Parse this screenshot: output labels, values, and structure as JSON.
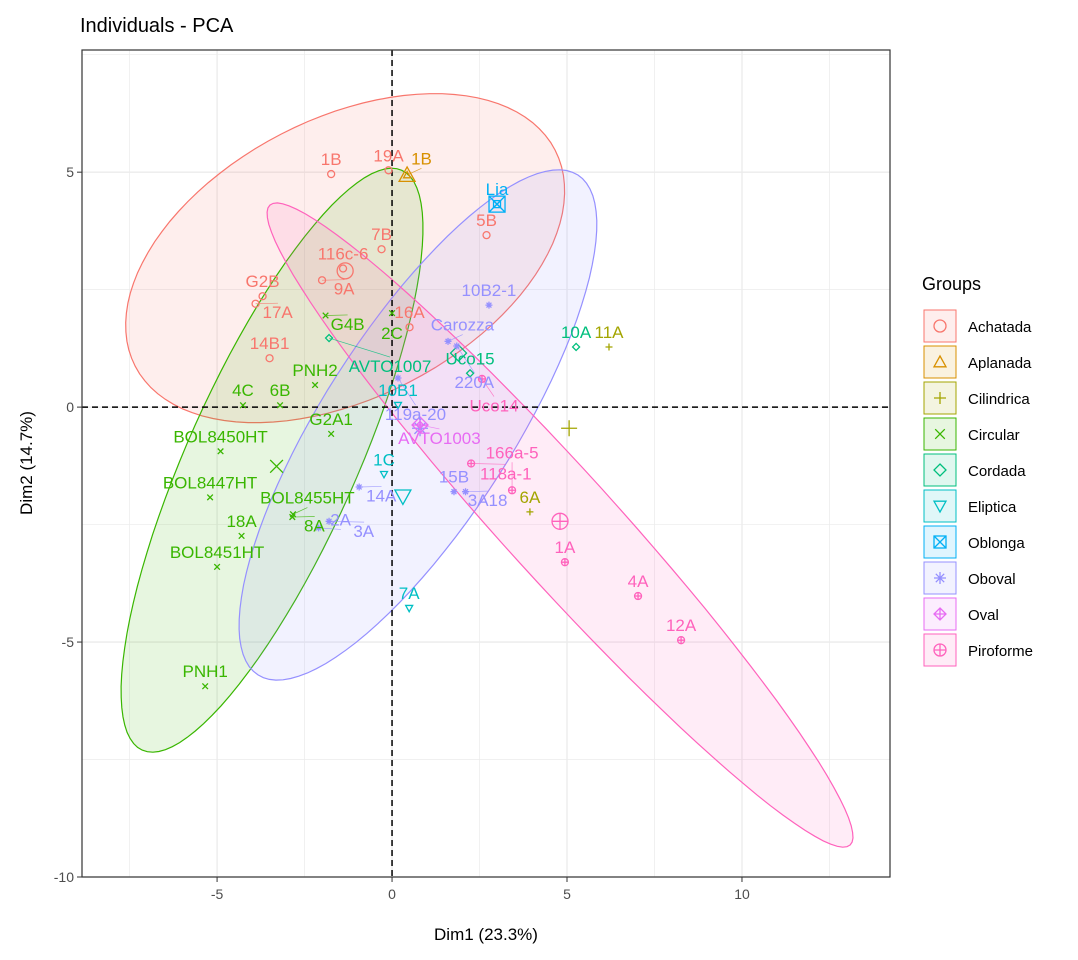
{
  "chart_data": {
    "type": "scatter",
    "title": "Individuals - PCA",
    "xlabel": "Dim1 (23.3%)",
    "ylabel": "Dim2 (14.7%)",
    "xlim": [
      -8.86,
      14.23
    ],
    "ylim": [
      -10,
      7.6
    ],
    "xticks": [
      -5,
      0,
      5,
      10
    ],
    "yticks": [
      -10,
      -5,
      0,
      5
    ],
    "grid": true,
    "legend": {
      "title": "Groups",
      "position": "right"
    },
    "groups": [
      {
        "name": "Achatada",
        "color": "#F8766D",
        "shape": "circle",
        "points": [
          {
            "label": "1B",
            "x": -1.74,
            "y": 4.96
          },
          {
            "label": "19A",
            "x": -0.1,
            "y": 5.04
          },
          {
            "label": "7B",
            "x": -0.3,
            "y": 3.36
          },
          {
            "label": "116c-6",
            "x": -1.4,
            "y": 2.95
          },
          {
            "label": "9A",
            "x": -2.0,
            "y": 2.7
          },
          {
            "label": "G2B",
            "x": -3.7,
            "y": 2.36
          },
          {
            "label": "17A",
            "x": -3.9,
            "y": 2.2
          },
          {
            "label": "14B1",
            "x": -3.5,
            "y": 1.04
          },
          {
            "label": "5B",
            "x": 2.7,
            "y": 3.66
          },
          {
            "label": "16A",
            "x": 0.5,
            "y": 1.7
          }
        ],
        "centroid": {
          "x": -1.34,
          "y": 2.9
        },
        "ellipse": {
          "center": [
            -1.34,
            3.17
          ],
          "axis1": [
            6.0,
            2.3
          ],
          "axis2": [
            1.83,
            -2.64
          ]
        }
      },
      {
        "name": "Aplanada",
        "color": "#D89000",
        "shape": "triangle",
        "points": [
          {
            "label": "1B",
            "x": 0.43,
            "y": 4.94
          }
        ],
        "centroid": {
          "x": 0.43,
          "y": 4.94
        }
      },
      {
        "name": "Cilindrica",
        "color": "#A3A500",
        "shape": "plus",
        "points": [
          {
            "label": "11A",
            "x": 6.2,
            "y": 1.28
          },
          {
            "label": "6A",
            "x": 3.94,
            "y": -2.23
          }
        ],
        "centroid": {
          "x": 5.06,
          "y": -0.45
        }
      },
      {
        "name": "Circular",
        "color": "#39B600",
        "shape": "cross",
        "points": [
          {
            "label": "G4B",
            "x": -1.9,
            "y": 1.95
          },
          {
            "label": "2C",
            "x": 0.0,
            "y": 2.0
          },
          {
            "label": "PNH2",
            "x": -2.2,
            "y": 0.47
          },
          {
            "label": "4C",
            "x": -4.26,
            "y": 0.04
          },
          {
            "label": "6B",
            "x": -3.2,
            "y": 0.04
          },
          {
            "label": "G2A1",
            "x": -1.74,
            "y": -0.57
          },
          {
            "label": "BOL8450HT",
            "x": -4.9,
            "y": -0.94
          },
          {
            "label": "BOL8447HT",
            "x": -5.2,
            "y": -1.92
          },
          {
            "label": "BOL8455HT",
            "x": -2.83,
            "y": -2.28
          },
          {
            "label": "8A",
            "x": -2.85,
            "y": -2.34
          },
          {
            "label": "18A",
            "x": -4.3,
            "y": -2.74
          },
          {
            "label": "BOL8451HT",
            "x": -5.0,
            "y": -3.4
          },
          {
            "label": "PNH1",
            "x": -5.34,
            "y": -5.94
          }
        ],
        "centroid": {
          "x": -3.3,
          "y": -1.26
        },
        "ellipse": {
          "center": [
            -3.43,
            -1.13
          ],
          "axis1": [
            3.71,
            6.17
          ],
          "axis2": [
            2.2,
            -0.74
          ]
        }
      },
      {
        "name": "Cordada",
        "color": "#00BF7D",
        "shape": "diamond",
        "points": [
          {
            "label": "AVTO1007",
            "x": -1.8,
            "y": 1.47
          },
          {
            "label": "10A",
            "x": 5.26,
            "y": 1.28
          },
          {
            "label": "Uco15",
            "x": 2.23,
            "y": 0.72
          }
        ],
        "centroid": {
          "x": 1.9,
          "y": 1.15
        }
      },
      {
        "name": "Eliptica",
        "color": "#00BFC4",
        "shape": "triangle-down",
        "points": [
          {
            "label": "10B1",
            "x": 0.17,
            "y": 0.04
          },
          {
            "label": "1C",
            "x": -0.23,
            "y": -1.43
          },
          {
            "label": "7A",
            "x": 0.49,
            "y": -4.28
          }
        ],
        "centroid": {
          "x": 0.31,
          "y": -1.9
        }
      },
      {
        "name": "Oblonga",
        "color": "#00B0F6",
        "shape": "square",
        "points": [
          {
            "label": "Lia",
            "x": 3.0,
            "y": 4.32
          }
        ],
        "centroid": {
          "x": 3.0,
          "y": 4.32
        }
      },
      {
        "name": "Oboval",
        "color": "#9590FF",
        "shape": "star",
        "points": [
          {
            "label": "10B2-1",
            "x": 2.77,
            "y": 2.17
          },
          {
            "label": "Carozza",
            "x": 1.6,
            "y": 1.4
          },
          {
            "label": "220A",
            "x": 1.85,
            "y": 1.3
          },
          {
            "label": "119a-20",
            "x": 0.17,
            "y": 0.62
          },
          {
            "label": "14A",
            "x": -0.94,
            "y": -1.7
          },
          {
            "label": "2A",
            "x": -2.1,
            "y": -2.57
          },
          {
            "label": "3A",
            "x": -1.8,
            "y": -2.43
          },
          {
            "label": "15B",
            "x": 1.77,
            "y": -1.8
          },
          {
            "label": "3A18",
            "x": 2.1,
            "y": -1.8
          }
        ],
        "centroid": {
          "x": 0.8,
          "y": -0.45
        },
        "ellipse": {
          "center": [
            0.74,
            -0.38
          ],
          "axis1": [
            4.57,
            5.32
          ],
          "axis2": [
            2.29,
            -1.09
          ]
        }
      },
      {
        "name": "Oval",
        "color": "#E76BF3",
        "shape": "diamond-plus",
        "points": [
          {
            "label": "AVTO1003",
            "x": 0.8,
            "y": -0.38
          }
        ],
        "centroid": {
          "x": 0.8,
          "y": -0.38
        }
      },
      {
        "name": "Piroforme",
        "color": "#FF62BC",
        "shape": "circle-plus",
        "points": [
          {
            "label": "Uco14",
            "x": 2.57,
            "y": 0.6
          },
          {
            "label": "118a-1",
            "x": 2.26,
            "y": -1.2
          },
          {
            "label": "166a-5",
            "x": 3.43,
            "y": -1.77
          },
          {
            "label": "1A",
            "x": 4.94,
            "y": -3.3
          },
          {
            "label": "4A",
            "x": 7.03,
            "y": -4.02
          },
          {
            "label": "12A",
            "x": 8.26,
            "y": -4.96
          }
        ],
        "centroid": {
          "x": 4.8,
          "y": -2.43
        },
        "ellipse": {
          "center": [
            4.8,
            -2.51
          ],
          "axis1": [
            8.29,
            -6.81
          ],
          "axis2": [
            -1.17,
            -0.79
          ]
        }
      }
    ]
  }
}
########################################
### What to produce
Every line of the data should be copied as it stands, without the images.

### Solution to the exercise
Parse this screenshot: output labels, values, and structure as JSON.
{
  "chart_data": {
    "type": "scatter",
    "title": "Individuals - PCA",
    "xlabel": "Dim1 (23.3%)",
    "ylabel": "Dim2 (14.7%)",
    "xlim": [
      -8.86,
      14.23
    ],
    "ylim": [
      -10,
      7.6
    ],
    "xticks": [
      -5,
      0,
      5,
      10
    ],
    "yticks": [
      -10,
      -5,
      0,
      5
    ],
    "grid": true,
    "legend": {
      "title": "Groups",
      "position": "right"
    },
    "groups": [
      {
        "name": "Achatada",
        "color": "#F8766D",
        "shape": "circle",
        "points": [
          {
            "label": "1B",
            "x": -1.74,
            "y": 4.96
          },
          {
            "label": "19A",
            "x": -0.1,
            "y": 5.04
          },
          {
            "label": "7B",
            "x": -0.3,
            "y": 3.36
          },
          {
            "label": "116c-6",
            "x": -1.4,
            "y": 2.95
          },
          {
            "label": "9A",
            "x": -2.0,
            "y": 2.7
          },
          {
            "label": "G2B",
            "x": -3.7,
            "y": 2.36
          },
          {
            "label": "17A",
            "x": -3.9,
            "y": 2.2
          },
          {
            "label": "14B1",
            "x": -3.5,
            "y": 1.04
          },
          {
            "label": "5B",
            "x": 2.7,
            "y": 3.66
          },
          {
            "label": "16A",
            "x": 0.5,
            "y": 1.7
          }
        ],
        "centroid": {
          "x": -1.34,
          "y": 2.9
        },
        "ellipse": {
          "center": [
            -1.34,
            3.17
          ],
          "axis1": [
            6.0,
            2.3
          ],
          "axis2": [
            1.83,
            -2.64
          ]
        }
      },
      {
        "name": "Aplanada",
        "color": "#D89000",
        "shape": "triangle",
        "points": [
          {
            "label": "1B",
            "x": 0.43,
            "y": 4.94
          }
        ],
        "centroid": {
          "x": 0.43,
          "y": 4.94
        }
      },
      {
        "name": "Cilindrica",
        "color": "#A3A500",
        "shape": "plus",
        "points": [
          {
            "label": "11A",
            "x": 6.2,
            "y": 1.28
          },
          {
            "label": "6A",
            "x": 3.94,
            "y": -2.23
          }
        ],
        "centroid": {
          "x": 5.06,
          "y": -0.45
        }
      },
      {
        "name": "Circular",
        "color": "#39B600",
        "shape": "cross",
        "points": [
          {
            "label": "G4B",
            "x": -1.9,
            "y": 1.95
          },
          {
            "label": "2C",
            "x": 0.0,
            "y": 2.0
          },
          {
            "label": "PNH2",
            "x": -2.2,
            "y": 0.47
          },
          {
            "label": "4C",
            "x": -4.26,
            "y": 0.04
          },
          {
            "label": "6B",
            "x": -3.2,
            "y": 0.04
          },
          {
            "label": "G2A1",
            "x": -1.74,
            "y": -0.57
          },
          {
            "label": "BOL8450HT",
            "x": -4.9,
            "y": -0.94
          },
          {
            "label": "BOL8447HT",
            "x": -5.2,
            "y": -1.92
          },
          {
            "label": "BOL8455HT",
            "x": -2.83,
            "y": -2.28
          },
          {
            "label": "8A",
            "x": -2.85,
            "y": -2.34
          },
          {
            "label": "18A",
            "x": -4.3,
            "y": -2.74
          },
          {
            "label": "BOL8451HT",
            "x": -5.0,
            "y": -3.4
          },
          {
            "label": "PNH1",
            "x": -5.34,
            "y": -5.94
          }
        ],
        "centroid": {
          "x": -3.3,
          "y": -1.26
        },
        "ellipse": {
          "center": [
            -3.43,
            -1.13
          ],
          "axis1": [
            3.71,
            6.17
          ],
          "axis2": [
            2.2,
            -0.74
          ]
        }
      },
      {
        "name": "Cordada",
        "color": "#00BF7D",
        "shape": "diamond",
        "points": [
          {
            "label": "AVTO1007",
            "x": -1.8,
            "y": 1.47
          },
          {
            "label": "10A",
            "x": 5.26,
            "y": 1.28
          },
          {
            "label": "Uco15",
            "x": 2.23,
            "y": 0.72
          }
        ],
        "centroid": {
          "x": 1.9,
          "y": 1.15
        }
      },
      {
        "name": "Eliptica",
        "color": "#00BFC4",
        "shape": "triangle-down",
        "points": [
          {
            "label": "10B1",
            "x": 0.17,
            "y": 0.04
          },
          {
            "label": "1C",
            "x": -0.23,
            "y": -1.43
          },
          {
            "label": "7A",
            "x": 0.49,
            "y": -4.28
          }
        ],
        "centroid": {
          "x": 0.31,
          "y": -1.9
        }
      },
      {
        "name": "Oblonga",
        "color": "#00B0F6",
        "shape": "square",
        "points": [
          {
            "label": "Lia",
            "x": 3.0,
            "y": 4.32
          }
        ],
        "centroid": {
          "x": 3.0,
          "y": 4.32
        }
      },
      {
        "name": "Oboval",
        "color": "#9590FF",
        "shape": "star",
        "points": [
          {
            "label": "10B2-1",
            "x": 2.77,
            "y": 2.17
          },
          {
            "label": "Carozza",
            "x": 1.6,
            "y": 1.4
          },
          {
            "label": "220A",
            "x": 1.85,
            "y": 1.3
          },
          {
            "label": "119a-20",
            "x": 0.17,
            "y": 0.62
          },
          {
            "label": "14A",
            "x": -0.94,
            "y": -1.7
          },
          {
            "label": "2A",
            "x": -2.1,
            "y": -2.57
          },
          {
            "label": "3A",
            "x": -1.8,
            "y": -2.43
          },
          {
            "label": "15B",
            "x": 1.77,
            "y": -1.8
          },
          {
            "label": "3A18",
            "x": 2.1,
            "y": -1.8
          }
        ],
        "centroid": {
          "x": 0.8,
          "y": -0.45
        },
        "ellipse": {
          "center": [
            0.74,
            -0.38
          ],
          "axis1": [
            4.57,
            5.32
          ],
          "axis2": [
            2.29,
            -1.09
          ]
        }
      },
      {
        "name": "Oval",
        "color": "#E76BF3",
        "shape": "diamond-plus",
        "points": [
          {
            "label": "AVTO1003",
            "x": 0.8,
            "y": -0.38
          }
        ],
        "centroid": {
          "x": 0.8,
          "y": -0.38
        }
      },
      {
        "name": "Piroforme",
        "color": "#FF62BC",
        "shape": "circle-plus",
        "points": [
          {
            "label": "Uco14",
            "x": 2.57,
            "y": 0.6
          },
          {
            "label": "118a-1",
            "x": 2.26,
            "y": -1.2
          },
          {
            "label": "166a-5",
            "x": 3.43,
            "y": -1.77
          },
          {
            "label": "1A",
            "x": 4.94,
            "y": -3.3
          },
          {
            "label": "4A",
            "x": 7.03,
            "y": -4.02
          },
          {
            "label": "12A",
            "x": 8.26,
            "y": -4.96
          }
        ],
        "centroid": {
          "x": 4.8,
          "y": -2.43
        },
        "ellipse": {
          "center": [
            4.8,
            -2.51
          ],
          "axis1": [
            8.29,
            -6.81
          ],
          "axis2": [
            -1.17,
            -0.79
          ]
        }
      }
    ]
  }
}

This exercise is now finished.